*SET PROBLEM*
Below is a block of records; reproduce all of them exactly and leave out any pictures.
☆ ☆ ☆ ☆
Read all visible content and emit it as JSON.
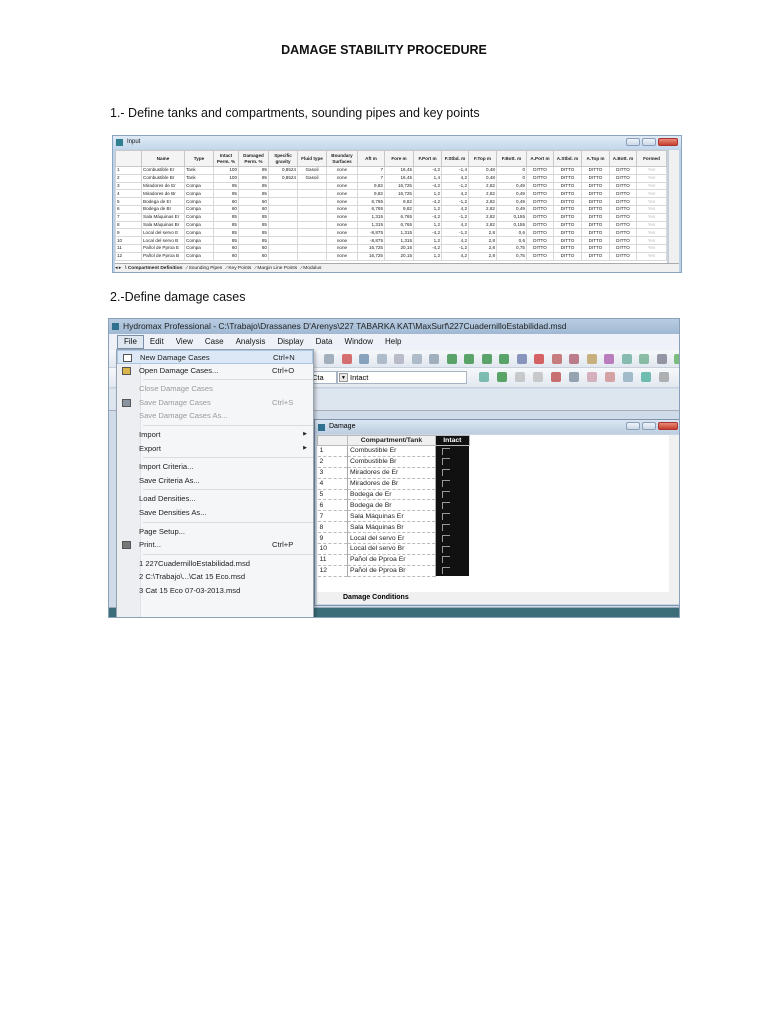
{
  "document": {
    "title": "DAMAGE STABILITY PROCEDURE",
    "step1": "1.- Define tanks and compartments, sounding pipes and key points",
    "step2": "2.-Define damage cases"
  },
  "input_window": {
    "title": "Input",
    "columns": [
      "",
      "Name",
      "Type",
      "Intact Perm. %",
      "Damaged Perm. %",
      "Specific gravity",
      "Fluid type",
      "Boundary Surfaces",
      "Aft m",
      "Fore m",
      "F.Port m",
      "F.Stbd. m",
      "F.Top m",
      "F.Bott. m",
      "A.Port m",
      "A.Stbd. m",
      "A.Top m",
      "A.Bott. m",
      "Formed"
    ],
    "rows": [
      [
        "1",
        "Combustible Er",
        "Tank",
        "100",
        "95",
        "0,8524",
        "Gasoil",
        "none",
        "7",
        "16,45",
        "-4,2",
        "-1,4",
        "0,48",
        "0",
        "DITTO",
        "DITTO",
        "DITTO",
        "DITTO",
        "Yes"
      ],
      [
        "2",
        "Combustible Br",
        "Tank",
        "100",
        "95",
        "0,8524",
        "Gasoil",
        "none",
        "7",
        "16,45",
        "1,4",
        "4,2",
        "0,48",
        "0",
        "DITTO",
        "DITTO",
        "DITTO",
        "DITTO",
        "Yes"
      ],
      [
        "3",
        "Miradores de Er",
        "Compa",
        "95",
        "95",
        "",
        "",
        "none",
        "9,82",
        "16,725",
        "-4,2",
        "-1,2",
        "2,82",
        "0,49",
        "DITTO",
        "DITTO",
        "DITTO",
        "DITTO",
        "Yes"
      ],
      [
        "4",
        "Miradores de Br",
        "Compa",
        "95",
        "95",
        "",
        "",
        "none",
        "9,82",
        "16,725",
        "1,2",
        "4,2",
        "2,82",
        "0,49",
        "DITTO",
        "DITTO",
        "DITTO",
        "DITTO",
        "Yes"
      ],
      [
        "5",
        "Bodega de Er",
        "Compa",
        "60",
        "60",
        "",
        "",
        "none",
        "6,765",
        "9,82",
        "-4,2",
        "-1,2",
        "2,82",
        "0,49",
        "DITTO",
        "DITTO",
        "DITTO",
        "DITTO",
        "Yes"
      ],
      [
        "6",
        "Bodega de Br",
        "Compa",
        "60",
        "60",
        "",
        "",
        "none",
        "6,765",
        "9,82",
        "1,2",
        "4,2",
        "2,82",
        "0,49",
        "DITTO",
        "DITTO",
        "DITTO",
        "DITTO",
        "Yes"
      ],
      [
        "7",
        "Sala Máquinas Er",
        "Compa",
        "85",
        "85",
        "",
        "",
        "none",
        "1,315",
        "6,765",
        "-4,2",
        "-1,2",
        "2,82",
        "0,155",
        "DITTO",
        "DITTO",
        "DITTO",
        "DITTO",
        "Yes"
      ],
      [
        "8",
        "Sala Máquinas Br",
        "Compa",
        "85",
        "85",
        "",
        "",
        "none",
        "1,315",
        "6,765",
        "1,2",
        "4,2",
        "2,82",
        "0,155",
        "DITTO",
        "DITTO",
        "DITTO",
        "DITTO",
        "Yes"
      ],
      [
        "9",
        "Local del servo E",
        "Compa",
        "85",
        "85",
        "",
        "",
        "none",
        "-8,875",
        "1,315",
        "-4,2",
        "-1,2",
        "2,8",
        "0,6",
        "DITTO",
        "DITTO",
        "DITTO",
        "DITTO",
        "Yes"
      ],
      [
        "10",
        "Local del servo B",
        "Compa",
        "85",
        "85",
        "",
        "",
        "none",
        "-8,875",
        "1,315",
        "1,2",
        "4,2",
        "2,8",
        "0,6",
        "DITTO",
        "DITTO",
        "DITTO",
        "DITTO",
        "Yes"
      ],
      [
        "11",
        "Pañol de Pproa E",
        "Compa",
        "60",
        "60",
        "",
        "",
        "none",
        "16,725",
        "20,15",
        "-4,2",
        "-1,2",
        "2,8",
        "0,75",
        "DITTO",
        "DITTO",
        "DITTO",
        "DITTO",
        "Yes"
      ],
      [
        "12",
        "Pañol de Pproa B",
        "Compa",
        "60",
        "60",
        "",
        "",
        "none",
        "16,725",
        "20,15",
        "1,2",
        "4,2",
        "2,8",
        "0,75",
        "DITTO",
        "DITTO",
        "DITTO",
        "DITTO",
        "Yes"
      ]
    ],
    "tabs": [
      "Compartment Definition",
      "Sounding Pipes",
      "Key Points",
      "Margin Line Points",
      "Modulus"
    ]
  },
  "app": {
    "title": "Hydromax Professional - C:\\Trabajo\\Drassanes D'Arenys\\227 TABARKA KAT\\MaxSurf\\227CuadernilloEstabilidad.msd",
    "menus": [
      "File",
      "Edit",
      "View",
      "Case",
      "Analysis",
      "Display",
      "Data",
      "Window",
      "Help"
    ],
    "combo_left": "Cta",
    "combo_case": "Intact",
    "file_menu": [
      {
        "label": "New Damage Cases",
        "shortcut": "Ctrl+N",
        "icon": "new-document-icon"
      },
      {
        "label": "Open Damage Cases...",
        "shortcut": "Ctrl+O",
        "icon": "folder-open-icon"
      },
      {
        "sep": true
      },
      {
        "label": "Close Damage Cases",
        "disabled": true
      },
      {
        "label": "Save Damage Cases",
        "shortcut": "Ctrl+S",
        "disabled": true,
        "icon": "save-icon"
      },
      {
        "label": "Save Damage Cases As...",
        "disabled": true
      },
      {
        "sep": true
      },
      {
        "label": "Import",
        "submenu": true
      },
      {
        "label": "Export",
        "submenu": true
      },
      {
        "sep": true
      },
      {
        "label": "Import Criteria..."
      },
      {
        "label": "Save Criteria As..."
      },
      {
        "sep": true
      },
      {
        "label": "Load Densities..."
      },
      {
        "label": "Save Densities As..."
      },
      {
        "sep": true
      },
      {
        "label": "Page Setup..."
      },
      {
        "label": "Print...",
        "shortcut": "Ctrl+P",
        "icon": "printer-icon"
      },
      {
        "sep": true
      },
      {
        "label": "1 227CuadernilloEstabilidad.msd"
      },
      {
        "label": "2 C:\\Trabajo\\...\\Cat 15 Eco.msd"
      },
      {
        "label": "3 Cat 15 Eco 07-03-2013.msd"
      }
    ],
    "damage_window": {
      "title": "Damage",
      "columns": [
        "",
        "Compartment/Tank",
        "Intact"
      ],
      "rows": [
        "Combustible Er",
        "Combustible Br",
        "Miradores de Er",
        "Miradores de Br",
        "Bodega de Er",
        "Bodega de Br",
        "Sala Máquinas Er",
        "Sala Máquinas Br",
        "Local del servo Er",
        "Local del servo Br",
        "Pañol de Pproa Er",
        "Pañol de Pproa Br"
      ],
      "tab": "Damage Conditions"
    }
  }
}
☆ ☆ ☆ ☆
*RESPONSE BELOW*
Read all visible content and emit it as JSON.
{
  "document": {
    "title": "DAMAGE STABILITY PROCEDURE",
    "step1": "1.- Define tanks and compartments, sounding pipes and key points",
    "step2": "2.-Define damage cases"
  },
  "input_window": {
    "title": "Input",
    "columns": [
      "",
      "Name",
      "Type",
      "Intact Perm. %",
      "Damaged Perm. %",
      "Specific gravity",
      "Fluid type",
      "Boundary Surfaces",
      "Aft m",
      "Fore m",
      "F.Port m",
      "F.Stbd. m",
      "F.Top m",
      "F.Bott. m",
      "A.Port m",
      "A.Stbd. m",
      "A.Top m",
      "A.Bott. m",
      "Formed"
    ],
    "rows": [
      [
        "1",
        "Combustible Er",
        "Tank",
        "100",
        "95",
        "0,8524",
        "Gasoil",
        "none",
        "7",
        "16,45",
        "-4,2",
        "-1,4",
        "0,48",
        "0",
        "DITTO",
        "DITTO",
        "DITTO",
        "DITTO",
        "Yes"
      ],
      [
        "2",
        "Combustible Br",
        "Tank",
        "100",
        "95",
        "0,8524",
        "Gasoil",
        "none",
        "7",
        "16,45",
        "1,4",
        "4,2",
        "0,48",
        "0",
        "DITTO",
        "DITTO",
        "DITTO",
        "DITTO",
        "Yes"
      ],
      [
        "3",
        "Miradores de Er",
        "Compa",
        "95",
        "95",
        "",
        "",
        "none",
        "9,82",
        "16,725",
        "-4,2",
        "-1,2",
        "2,82",
        "0,49",
        "DITTO",
        "DITTO",
        "DITTO",
        "DITTO",
        "Yes"
      ],
      [
        "4",
        "Miradores de Br",
        "Compa",
        "95",
        "95",
        "",
        "",
        "none",
        "9,82",
        "16,725",
        "1,2",
        "4,2",
        "2,82",
        "0,49",
        "DITTO",
        "DITTO",
        "DITTO",
        "DITTO",
        "Yes"
      ],
      [
        "5",
        "Bodega de Er",
        "Compa",
        "60",
        "60",
        "",
        "",
        "none",
        "6,765",
        "9,82",
        "-4,2",
        "-1,2",
        "2,82",
        "0,49",
        "DITTO",
        "DITTO",
        "DITTO",
        "DITTO",
        "Yes"
      ],
      [
        "6",
        "Bodega de Br",
        "Compa",
        "60",
        "60",
        "",
        "",
        "none",
        "6,765",
        "9,82",
        "1,2",
        "4,2",
        "2,82",
        "0,49",
        "DITTO",
        "DITTO",
        "DITTO",
        "DITTO",
        "Yes"
      ],
      [
        "7",
        "Sala Máquinas Er",
        "Compa",
        "85",
        "85",
        "",
        "",
        "none",
        "1,315",
        "6,765",
        "-4,2",
        "-1,2",
        "2,82",
        "0,155",
        "DITTO",
        "DITTO",
        "DITTO",
        "DITTO",
        "Yes"
      ],
      [
        "8",
        "Sala Máquinas Br",
        "Compa",
        "85",
        "85",
        "",
        "",
        "none",
        "1,315",
        "6,765",
        "1,2",
        "4,2",
        "2,82",
        "0,155",
        "DITTO",
        "DITTO",
        "DITTO",
        "DITTO",
        "Yes"
      ],
      [
        "9",
        "Local del servo E",
        "Compa",
        "85",
        "85",
        "",
        "",
        "none",
        "-8,875",
        "1,315",
        "-4,2",
        "-1,2",
        "2,8",
        "0,6",
        "DITTO",
        "DITTO",
        "DITTO",
        "DITTO",
        "Yes"
      ],
      [
        "10",
        "Local del servo B",
        "Compa",
        "85",
        "85",
        "",
        "",
        "none",
        "-8,875",
        "1,315",
        "1,2",
        "4,2",
        "2,8",
        "0,6",
        "DITTO",
        "DITTO",
        "DITTO",
        "DITTO",
        "Yes"
      ],
      [
        "11",
        "Pañol de Pproa E",
        "Compa",
        "60",
        "60",
        "",
        "",
        "none",
        "16,725",
        "20,15",
        "-4,2",
        "-1,2",
        "2,8",
        "0,75",
        "DITTO",
        "DITTO",
        "DITTO",
        "DITTO",
        "Yes"
      ],
      [
        "12",
        "Pañol de Pproa B",
        "Compa",
        "60",
        "60",
        "",
        "",
        "none",
        "16,725",
        "20,15",
        "1,2",
        "4,2",
        "2,8",
        "0,75",
        "DITTO",
        "DITTO",
        "DITTO",
        "DITTO",
        "Yes"
      ]
    ],
    "tabs": [
      "Compartment Definition",
      "Sounding Pipes",
      "Key Points",
      "Margin Line Points",
      "Modulus"
    ]
  },
  "app": {
    "title": "Hydromax Professional - C:\\Trabajo\\Drassanes D'Arenys\\227 TABARKA KAT\\MaxSurf\\227CuadernilloEstabilidad.msd",
    "menus": [
      "File",
      "Edit",
      "View",
      "Case",
      "Analysis",
      "Display",
      "Data",
      "Window",
      "Help"
    ],
    "combo_left": "Cta",
    "combo_case": "Intact",
    "file_menu": [
      {
        "label": "New Damage Cases",
        "shortcut": "Ctrl+N",
        "icon": "new-document-icon"
      },
      {
        "label": "Open Damage Cases...",
        "shortcut": "Ctrl+O",
        "icon": "folder-open-icon"
      },
      {
        "sep": true
      },
      {
        "label": "Close Damage Cases",
        "disabled": true
      },
      {
        "label": "Save Damage Cases",
        "shortcut": "Ctrl+S",
        "disabled": true,
        "icon": "save-icon"
      },
      {
        "label": "Save Damage Cases As...",
        "disabled": true
      },
      {
        "sep": true
      },
      {
        "label": "Import",
        "submenu": true
      },
      {
        "label": "Export",
        "submenu": true
      },
      {
        "sep": true
      },
      {
        "label": "Import Criteria..."
      },
      {
        "label": "Save Criteria As..."
      },
      {
        "sep": true
      },
      {
        "label": "Load Densities..."
      },
      {
        "label": "Save Densities As..."
      },
      {
        "sep": true
      },
      {
        "label": "Page Setup..."
      },
      {
        "label": "Print...",
        "shortcut": "Ctrl+P",
        "icon": "printer-icon"
      },
      {
        "sep": true
      },
      {
        "label": "1 227CuadernilloEstabilidad.msd"
      },
      {
        "label": "2 C:\\Trabajo\\...\\Cat 15 Eco.msd"
      },
      {
        "label": "3 Cat 15 Eco 07-03-2013.msd"
      }
    ],
    "damage_window": {
      "title": "Damage",
      "columns": [
        "",
        "Compartment/Tank",
        "Intact"
      ],
      "rows": [
        "Combustible Er",
        "Combustible Br",
        "Miradores de Er",
        "Miradores de Br",
        "Bodega de Er",
        "Bodega de Br",
        "Sala Máquinas Er",
        "Sala Máquinas Br",
        "Local del servo Er",
        "Local del servo Br",
        "Pañol de Pproa Er",
        "Pañol de Pproa Br"
      ],
      "tab": "Damage Conditions"
    }
  }
}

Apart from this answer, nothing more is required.